- [Data shown]:
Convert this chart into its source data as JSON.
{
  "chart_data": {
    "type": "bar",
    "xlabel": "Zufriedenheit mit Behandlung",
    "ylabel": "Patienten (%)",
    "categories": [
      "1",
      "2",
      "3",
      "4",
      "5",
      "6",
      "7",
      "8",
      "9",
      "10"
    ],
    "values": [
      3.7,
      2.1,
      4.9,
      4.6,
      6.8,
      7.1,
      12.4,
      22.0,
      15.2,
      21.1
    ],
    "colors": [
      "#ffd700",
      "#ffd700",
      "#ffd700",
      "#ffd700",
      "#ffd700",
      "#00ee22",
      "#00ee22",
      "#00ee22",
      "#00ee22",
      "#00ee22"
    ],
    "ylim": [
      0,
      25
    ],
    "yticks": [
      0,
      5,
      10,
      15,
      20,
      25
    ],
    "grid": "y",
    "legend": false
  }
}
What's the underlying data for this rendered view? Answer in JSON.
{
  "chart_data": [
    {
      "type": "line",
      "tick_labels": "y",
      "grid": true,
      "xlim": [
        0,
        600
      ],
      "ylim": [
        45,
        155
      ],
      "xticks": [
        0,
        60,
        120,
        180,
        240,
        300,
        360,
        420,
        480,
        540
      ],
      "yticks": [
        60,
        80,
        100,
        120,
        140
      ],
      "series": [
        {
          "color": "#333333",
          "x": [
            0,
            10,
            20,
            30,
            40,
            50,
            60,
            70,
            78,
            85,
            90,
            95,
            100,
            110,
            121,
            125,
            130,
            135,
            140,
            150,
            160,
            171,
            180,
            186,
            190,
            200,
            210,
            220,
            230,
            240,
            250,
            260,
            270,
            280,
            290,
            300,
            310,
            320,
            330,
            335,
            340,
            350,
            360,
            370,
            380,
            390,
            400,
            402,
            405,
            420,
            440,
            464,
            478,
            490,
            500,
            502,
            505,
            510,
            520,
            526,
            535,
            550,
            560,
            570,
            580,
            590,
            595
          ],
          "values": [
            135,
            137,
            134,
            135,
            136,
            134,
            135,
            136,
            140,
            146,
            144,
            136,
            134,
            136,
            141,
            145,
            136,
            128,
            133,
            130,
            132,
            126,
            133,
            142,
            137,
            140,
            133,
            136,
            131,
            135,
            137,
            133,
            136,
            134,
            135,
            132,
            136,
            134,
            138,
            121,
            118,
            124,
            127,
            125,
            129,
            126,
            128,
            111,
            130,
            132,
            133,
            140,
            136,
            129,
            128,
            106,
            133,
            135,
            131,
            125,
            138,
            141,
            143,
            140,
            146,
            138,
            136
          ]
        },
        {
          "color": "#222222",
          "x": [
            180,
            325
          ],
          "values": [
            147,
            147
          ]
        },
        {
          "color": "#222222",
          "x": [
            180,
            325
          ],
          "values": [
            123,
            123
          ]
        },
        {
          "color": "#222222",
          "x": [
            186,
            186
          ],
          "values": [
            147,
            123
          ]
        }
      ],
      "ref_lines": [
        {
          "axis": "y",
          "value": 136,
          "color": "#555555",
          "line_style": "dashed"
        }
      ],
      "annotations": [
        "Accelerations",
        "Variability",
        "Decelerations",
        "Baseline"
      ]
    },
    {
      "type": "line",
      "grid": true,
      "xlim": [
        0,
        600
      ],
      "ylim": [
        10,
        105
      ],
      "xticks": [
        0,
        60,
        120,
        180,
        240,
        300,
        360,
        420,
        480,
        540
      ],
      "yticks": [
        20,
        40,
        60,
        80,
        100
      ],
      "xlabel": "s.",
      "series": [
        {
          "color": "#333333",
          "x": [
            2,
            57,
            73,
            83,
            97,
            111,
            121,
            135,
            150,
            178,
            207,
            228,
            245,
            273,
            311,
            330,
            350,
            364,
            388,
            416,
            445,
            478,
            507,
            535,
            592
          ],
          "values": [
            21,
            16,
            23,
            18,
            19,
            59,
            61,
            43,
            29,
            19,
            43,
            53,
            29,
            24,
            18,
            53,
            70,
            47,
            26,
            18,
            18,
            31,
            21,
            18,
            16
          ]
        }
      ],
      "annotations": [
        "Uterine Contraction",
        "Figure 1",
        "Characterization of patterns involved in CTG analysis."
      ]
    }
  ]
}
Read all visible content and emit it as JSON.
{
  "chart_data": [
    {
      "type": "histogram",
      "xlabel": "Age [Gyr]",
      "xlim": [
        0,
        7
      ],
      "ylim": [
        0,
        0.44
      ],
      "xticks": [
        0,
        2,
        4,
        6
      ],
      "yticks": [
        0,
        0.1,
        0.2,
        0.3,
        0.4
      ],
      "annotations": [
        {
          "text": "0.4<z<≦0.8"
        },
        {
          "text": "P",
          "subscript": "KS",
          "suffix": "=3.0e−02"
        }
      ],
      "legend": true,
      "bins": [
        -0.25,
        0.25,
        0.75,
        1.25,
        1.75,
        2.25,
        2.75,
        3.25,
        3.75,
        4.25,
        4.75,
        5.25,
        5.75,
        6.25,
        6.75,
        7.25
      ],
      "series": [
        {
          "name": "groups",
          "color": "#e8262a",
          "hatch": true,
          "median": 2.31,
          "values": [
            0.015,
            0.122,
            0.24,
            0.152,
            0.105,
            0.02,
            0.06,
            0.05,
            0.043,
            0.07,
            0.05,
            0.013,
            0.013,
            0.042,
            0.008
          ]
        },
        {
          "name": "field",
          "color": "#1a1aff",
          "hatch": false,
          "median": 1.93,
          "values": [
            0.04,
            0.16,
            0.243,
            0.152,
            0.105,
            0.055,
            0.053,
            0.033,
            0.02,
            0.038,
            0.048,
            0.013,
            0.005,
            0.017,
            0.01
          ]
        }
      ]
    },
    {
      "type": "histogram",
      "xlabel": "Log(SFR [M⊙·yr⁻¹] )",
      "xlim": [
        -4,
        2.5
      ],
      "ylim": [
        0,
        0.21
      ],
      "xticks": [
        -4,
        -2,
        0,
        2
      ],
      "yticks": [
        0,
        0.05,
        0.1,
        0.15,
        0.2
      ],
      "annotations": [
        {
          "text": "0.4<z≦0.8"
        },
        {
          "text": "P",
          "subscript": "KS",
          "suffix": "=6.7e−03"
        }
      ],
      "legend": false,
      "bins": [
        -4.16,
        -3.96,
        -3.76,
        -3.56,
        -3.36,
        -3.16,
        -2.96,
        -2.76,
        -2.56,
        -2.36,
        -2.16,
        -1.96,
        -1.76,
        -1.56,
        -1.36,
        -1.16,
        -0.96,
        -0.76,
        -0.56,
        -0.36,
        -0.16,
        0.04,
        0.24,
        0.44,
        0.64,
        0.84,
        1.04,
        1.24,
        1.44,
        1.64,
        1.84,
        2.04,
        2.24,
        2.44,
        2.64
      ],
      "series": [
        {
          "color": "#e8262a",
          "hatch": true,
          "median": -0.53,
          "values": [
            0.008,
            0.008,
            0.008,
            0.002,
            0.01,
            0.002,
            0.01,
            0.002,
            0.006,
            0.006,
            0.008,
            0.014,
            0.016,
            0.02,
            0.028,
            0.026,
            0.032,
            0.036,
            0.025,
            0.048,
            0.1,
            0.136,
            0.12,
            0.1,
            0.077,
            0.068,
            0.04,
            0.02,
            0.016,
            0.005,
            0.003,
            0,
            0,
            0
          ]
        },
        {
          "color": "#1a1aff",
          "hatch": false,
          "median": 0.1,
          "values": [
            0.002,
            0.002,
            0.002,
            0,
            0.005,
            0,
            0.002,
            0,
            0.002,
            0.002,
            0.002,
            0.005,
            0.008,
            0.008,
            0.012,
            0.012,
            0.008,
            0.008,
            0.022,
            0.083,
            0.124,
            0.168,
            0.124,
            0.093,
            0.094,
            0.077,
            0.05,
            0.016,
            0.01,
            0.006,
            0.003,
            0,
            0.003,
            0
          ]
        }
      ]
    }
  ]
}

- [The exercise]: Among these entries, how many lines include the string "median"? Reply with the number by itself.

- [In response]: 4